### Data to process ###

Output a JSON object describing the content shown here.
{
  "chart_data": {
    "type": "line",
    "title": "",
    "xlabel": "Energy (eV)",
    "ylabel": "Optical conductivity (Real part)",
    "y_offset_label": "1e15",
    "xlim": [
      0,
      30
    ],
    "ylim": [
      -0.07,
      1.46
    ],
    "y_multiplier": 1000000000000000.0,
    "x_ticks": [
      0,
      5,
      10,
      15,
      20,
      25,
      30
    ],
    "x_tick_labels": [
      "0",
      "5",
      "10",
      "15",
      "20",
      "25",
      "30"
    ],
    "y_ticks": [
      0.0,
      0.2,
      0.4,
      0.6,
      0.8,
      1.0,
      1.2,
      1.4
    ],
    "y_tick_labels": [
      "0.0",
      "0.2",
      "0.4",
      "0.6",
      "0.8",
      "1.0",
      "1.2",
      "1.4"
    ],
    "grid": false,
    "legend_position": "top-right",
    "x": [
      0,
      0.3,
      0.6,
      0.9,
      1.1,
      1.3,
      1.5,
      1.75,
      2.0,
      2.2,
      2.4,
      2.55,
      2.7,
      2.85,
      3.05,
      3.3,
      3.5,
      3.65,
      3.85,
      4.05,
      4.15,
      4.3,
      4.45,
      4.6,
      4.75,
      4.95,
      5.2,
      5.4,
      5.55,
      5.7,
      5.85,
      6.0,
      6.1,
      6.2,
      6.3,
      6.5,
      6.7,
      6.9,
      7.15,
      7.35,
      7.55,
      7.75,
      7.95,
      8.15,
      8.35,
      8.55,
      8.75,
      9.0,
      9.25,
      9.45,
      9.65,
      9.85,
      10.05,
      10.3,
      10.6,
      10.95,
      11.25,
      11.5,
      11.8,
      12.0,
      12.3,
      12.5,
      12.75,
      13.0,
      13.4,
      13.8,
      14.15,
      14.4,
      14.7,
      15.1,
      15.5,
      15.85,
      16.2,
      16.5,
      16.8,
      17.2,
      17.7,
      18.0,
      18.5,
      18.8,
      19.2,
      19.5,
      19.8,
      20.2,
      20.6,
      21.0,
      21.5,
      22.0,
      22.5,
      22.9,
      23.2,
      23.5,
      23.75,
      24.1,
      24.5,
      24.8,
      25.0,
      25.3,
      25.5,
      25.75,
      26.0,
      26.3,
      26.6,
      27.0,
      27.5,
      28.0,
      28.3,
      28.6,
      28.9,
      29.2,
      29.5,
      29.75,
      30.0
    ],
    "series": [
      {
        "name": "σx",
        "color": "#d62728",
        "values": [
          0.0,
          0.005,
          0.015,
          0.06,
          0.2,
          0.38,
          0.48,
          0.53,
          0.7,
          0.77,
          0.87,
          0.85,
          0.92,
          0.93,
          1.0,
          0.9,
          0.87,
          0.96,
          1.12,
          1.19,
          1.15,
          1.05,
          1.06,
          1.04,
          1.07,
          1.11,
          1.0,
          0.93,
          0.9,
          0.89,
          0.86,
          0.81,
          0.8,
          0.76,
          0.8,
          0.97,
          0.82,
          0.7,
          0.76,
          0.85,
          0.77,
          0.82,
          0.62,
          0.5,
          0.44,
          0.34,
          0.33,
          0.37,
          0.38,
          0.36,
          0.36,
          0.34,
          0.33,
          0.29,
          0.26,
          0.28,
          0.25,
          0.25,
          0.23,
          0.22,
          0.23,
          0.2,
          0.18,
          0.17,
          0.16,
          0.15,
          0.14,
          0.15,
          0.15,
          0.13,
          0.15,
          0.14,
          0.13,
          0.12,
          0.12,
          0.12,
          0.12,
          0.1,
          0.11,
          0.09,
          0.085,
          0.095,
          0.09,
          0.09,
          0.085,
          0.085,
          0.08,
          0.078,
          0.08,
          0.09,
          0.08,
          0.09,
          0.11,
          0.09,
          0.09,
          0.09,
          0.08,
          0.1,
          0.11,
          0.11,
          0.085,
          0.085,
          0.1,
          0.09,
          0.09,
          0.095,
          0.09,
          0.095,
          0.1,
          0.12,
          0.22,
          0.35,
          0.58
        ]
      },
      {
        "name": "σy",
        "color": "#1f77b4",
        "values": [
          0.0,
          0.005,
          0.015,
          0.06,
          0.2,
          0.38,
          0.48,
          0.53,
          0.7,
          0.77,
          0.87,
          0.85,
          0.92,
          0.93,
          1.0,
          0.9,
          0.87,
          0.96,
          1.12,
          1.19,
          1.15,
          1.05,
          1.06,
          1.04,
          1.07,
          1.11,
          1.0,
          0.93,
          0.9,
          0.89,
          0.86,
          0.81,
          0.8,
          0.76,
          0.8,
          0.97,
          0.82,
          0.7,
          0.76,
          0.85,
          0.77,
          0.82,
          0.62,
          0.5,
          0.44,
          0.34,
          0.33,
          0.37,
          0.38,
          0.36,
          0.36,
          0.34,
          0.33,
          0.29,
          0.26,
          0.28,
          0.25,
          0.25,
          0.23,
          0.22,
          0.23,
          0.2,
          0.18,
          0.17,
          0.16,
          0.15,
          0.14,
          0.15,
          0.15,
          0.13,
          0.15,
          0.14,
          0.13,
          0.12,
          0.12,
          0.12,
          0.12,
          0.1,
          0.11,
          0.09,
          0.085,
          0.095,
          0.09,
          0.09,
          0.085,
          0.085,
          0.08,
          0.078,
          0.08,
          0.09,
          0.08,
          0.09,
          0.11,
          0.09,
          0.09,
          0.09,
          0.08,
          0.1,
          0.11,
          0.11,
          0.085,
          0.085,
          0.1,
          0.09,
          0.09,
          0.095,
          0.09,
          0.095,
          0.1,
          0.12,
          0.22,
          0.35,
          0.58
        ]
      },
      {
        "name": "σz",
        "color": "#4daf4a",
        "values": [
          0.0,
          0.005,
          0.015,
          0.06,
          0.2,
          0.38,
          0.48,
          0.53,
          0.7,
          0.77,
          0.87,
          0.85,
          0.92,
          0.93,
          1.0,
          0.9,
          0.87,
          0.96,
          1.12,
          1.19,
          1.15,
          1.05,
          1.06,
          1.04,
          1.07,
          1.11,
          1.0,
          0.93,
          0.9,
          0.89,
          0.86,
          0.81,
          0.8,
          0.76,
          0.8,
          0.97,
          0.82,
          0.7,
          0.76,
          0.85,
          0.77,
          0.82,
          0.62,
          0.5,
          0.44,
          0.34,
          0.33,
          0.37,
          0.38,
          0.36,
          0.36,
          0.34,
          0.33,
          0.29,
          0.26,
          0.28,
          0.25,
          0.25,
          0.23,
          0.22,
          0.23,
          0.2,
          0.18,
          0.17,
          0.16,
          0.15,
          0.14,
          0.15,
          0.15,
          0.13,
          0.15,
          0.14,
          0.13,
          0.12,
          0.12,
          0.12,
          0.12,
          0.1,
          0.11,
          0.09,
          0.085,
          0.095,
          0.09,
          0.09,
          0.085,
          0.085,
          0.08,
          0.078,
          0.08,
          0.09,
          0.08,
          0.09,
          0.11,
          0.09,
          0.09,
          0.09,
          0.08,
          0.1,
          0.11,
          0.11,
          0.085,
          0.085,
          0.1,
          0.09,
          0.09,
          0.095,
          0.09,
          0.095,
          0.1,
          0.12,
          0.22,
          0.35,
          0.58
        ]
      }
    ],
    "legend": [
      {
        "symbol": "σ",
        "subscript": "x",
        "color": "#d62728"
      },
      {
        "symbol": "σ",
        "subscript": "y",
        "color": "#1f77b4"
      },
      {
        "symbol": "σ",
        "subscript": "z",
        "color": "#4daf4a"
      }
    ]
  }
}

###

## Challenge:
Your task is to repeat every line exactly.

## Task result:
Output a JSON object describing the content shown here.
{
  "chart_data": {
    "type": "line",
    "title": "",
    "xlabel": "Energy (eV)",
    "ylabel": "Optical conductivity (Real part)",
    "y_offset_label": "1e15",
    "xlim": [
      0,
      30
    ],
    "ylim": [
      -0.07,
      1.46
    ],
    "y_multiplier": 1000000000000000.0,
    "x_ticks": [
      0,
      5,
      10,
      15,
      20,
      25,
      30
    ],
    "x_tick_labels": [
      "0",
      "5",
      "10",
      "15",
      "20",
      "25",
      "30"
    ],
    "y_ticks": [
      0.0,
      0.2,
      0.4,
      0.6,
      0.8,
      1.0,
      1.2,
      1.4
    ],
    "y_tick_labels": [
      "0.0",
      "0.2",
      "0.4",
      "0.6",
      "0.8",
      "1.0",
      "1.2",
      "1.4"
    ],
    "grid": false,
    "legend_position": "top-right",
    "x": [
      0,
      0.3,
      0.6,
      0.9,
      1.1,
      1.3,
      1.5,
      1.75,
      2.0,
      2.2,
      2.4,
      2.55,
      2.7,
      2.85,
      3.05,
      3.3,
      3.5,
      3.65,
      3.85,
      4.05,
      4.15,
      4.3,
      4.45,
      4.6,
      4.75,
      4.95,
      5.2,
      5.4,
      5.55,
      5.7,
      5.85,
      6.0,
      6.1,
      6.2,
      6.3,
      6.5,
      6.7,
      6.9,
      7.15,
      7.35,
      7.55,
      7.75,
      7.95,
      8.15,
      8.35,
      8.55,
      8.75,
      9.0,
      9.25,
      9.45,
      9.65,
      9.85,
      10.05,
      10.3,
      10.6,
      10.95,
      11.25,
      11.5,
      11.8,
      12.0,
      12.3,
      12.5,
      12.75,
      13.0,
      13.4,
      13.8,
      14.15,
      14.4,
      14.7,
      15.1,
      15.5,
      15.85,
      16.2,
      16.5,
      16.8,
      17.2,
      17.7,
      18.0,
      18.5,
      18.8,
      19.2,
      19.5,
      19.8,
      20.2,
      20.6,
      21.0,
      21.5,
      22.0,
      22.5,
      22.9,
      23.2,
      23.5,
      23.75,
      24.1,
      24.5,
      24.8,
      25.0,
      25.3,
      25.5,
      25.75,
      26.0,
      26.3,
      26.6,
      27.0,
      27.5,
      28.0,
      28.3,
      28.6,
      28.9,
      29.2,
      29.5,
      29.75,
      30.0
    ],
    "series": [
      {
        "name": "σx",
        "color": "#d62728",
        "values": [
          0.0,
          0.005,
          0.015,
          0.06,
          0.2,
          0.38,
          0.48,
          0.53,
          0.7,
          0.77,
          0.87,
          0.85,
          0.92,
          0.93,
          1.0,
          0.9,
          0.87,
          0.96,
          1.12,
          1.19,
          1.15,
          1.05,
          1.06,
          1.04,
          1.07,
          1.11,
          1.0,
          0.93,
          0.9,
          0.89,
          0.86,
          0.81,
          0.8,
          0.76,
          0.8,
          0.97,
          0.82,
          0.7,
          0.76,
          0.85,
          0.77,
          0.82,
          0.62,
          0.5,
          0.44,
          0.34,
          0.33,
          0.37,
          0.38,
          0.36,
          0.36,
          0.34,
          0.33,
          0.29,
          0.26,
          0.28,
          0.25,
          0.25,
          0.23,
          0.22,
          0.23,
          0.2,
          0.18,
          0.17,
          0.16,
          0.15,
          0.14,
          0.15,
          0.15,
          0.13,
          0.15,
          0.14,
          0.13,
          0.12,
          0.12,
          0.12,
          0.12,
          0.1,
          0.11,
          0.09,
          0.085,
          0.095,
          0.09,
          0.09,
          0.085,
          0.085,
          0.08,
          0.078,
          0.08,
          0.09,
          0.08,
          0.09,
          0.11,
          0.09,
          0.09,
          0.09,
          0.08,
          0.1,
          0.11,
          0.11,
          0.085,
          0.085,
          0.1,
          0.09,
          0.09,
          0.095,
          0.09,
          0.095,
          0.1,
          0.12,
          0.22,
          0.35,
          0.58
        ]
      },
      {
        "name": "σy",
        "color": "#1f77b4",
        "values": [
          0.0,
          0.005,
          0.015,
          0.06,
          0.2,
          0.38,
          0.48,
          0.53,
          0.7,
          0.77,
          0.87,
          0.85,
          0.92,
          0.93,
          1.0,
          0.9,
          0.87,
          0.96,
          1.12,
          1.19,
          1.15,
          1.05,
          1.06,
          1.04,
          1.07,
          1.11,
          1.0,
          0.93,
          0.9,
          0.89,
          0.86,
          0.81,
          0.8,
          0.76,
          0.8,
          0.97,
          0.82,
          0.7,
          0.76,
          0.85,
          0.77,
          0.82,
          0.62,
          0.5,
          0.44,
          0.34,
          0.33,
          0.37,
          0.38,
          0.36,
          0.36,
          0.34,
          0.33,
          0.29,
          0.26,
          0.28,
          0.25,
          0.25,
          0.23,
          0.22,
          0.23,
          0.2,
          0.18,
          0.17,
          0.16,
          0.15,
          0.14,
          0.15,
          0.15,
          0.13,
          0.15,
          0.14,
          0.13,
          0.12,
          0.12,
          0.12,
          0.12,
          0.1,
          0.11,
          0.09,
          0.085,
          0.095,
          0.09,
          0.09,
          0.085,
          0.085,
          0.08,
          0.078,
          0.08,
          0.09,
          0.08,
          0.09,
          0.11,
          0.09,
          0.09,
          0.09,
          0.08,
          0.1,
          0.11,
          0.11,
          0.085,
          0.085,
          0.1,
          0.09,
          0.09,
          0.095,
          0.09,
          0.095,
          0.1,
          0.12,
          0.22,
          0.35,
          0.58
        ]
      },
      {
        "name": "σz",
        "color": "#4daf4a",
        "values": [
          0.0,
          0.005,
          0.015,
          0.06,
          0.2,
          0.38,
          0.48,
          0.53,
          0.7,
          0.77,
          0.87,
          0.85,
          0.92,
          0.93,
          1.0,
          0.9,
          0.87,
          0.96,
          1.12,
          1.19,
          1.15,
          1.05,
          1.06,
          1.04,
          1.07,
          1.11,
          1.0,
          0.93,
          0.9,
          0.89,
          0.86,
          0.81,
          0.8,
          0.76,
          0.8,
          0.97,
          0.82,
          0.7,
          0.76,
          0.85,
          0.77,
          0.82,
          0.62,
          0.5,
          0.44,
          0.34,
          0.33,
          0.37,
          0.38,
          0.36,
          0.36,
          0.34,
          0.33,
          0.29,
          0.26,
          0.28,
          0.25,
          0.25,
          0.23,
          0.22,
          0.23,
          0.2,
          0.18,
          0.17,
          0.16,
          0.15,
          0.14,
          0.15,
          0.15,
          0.13,
          0.15,
          0.14,
          0.13,
          0.12,
          0.12,
          0.12,
          0.12,
          0.1,
          0.11,
          0.09,
          0.085,
          0.095,
          0.09,
          0.09,
          0.085,
          0.085,
          0.08,
          0.078,
          0.08,
          0.09,
          0.08,
          0.09,
          0.11,
          0.09,
          0.09,
          0.09,
          0.08,
          0.1,
          0.11,
          0.11,
          0.085,
          0.085,
          0.1,
          0.09,
          0.09,
          0.095,
          0.09,
          0.095,
          0.1,
          0.12,
          0.22,
          0.35,
          0.58
        ]
      }
    ],
    "legend": [
      {
        "symbol": "σ",
        "subscript": "x",
        "color": "#d62728"
      },
      {
        "symbol": "σ",
        "subscript": "y",
        "color": "#1f77b4"
      },
      {
        "symbol": "σ",
        "subscript": "z",
        "color": "#4daf4a"
      }
    ]
  }
}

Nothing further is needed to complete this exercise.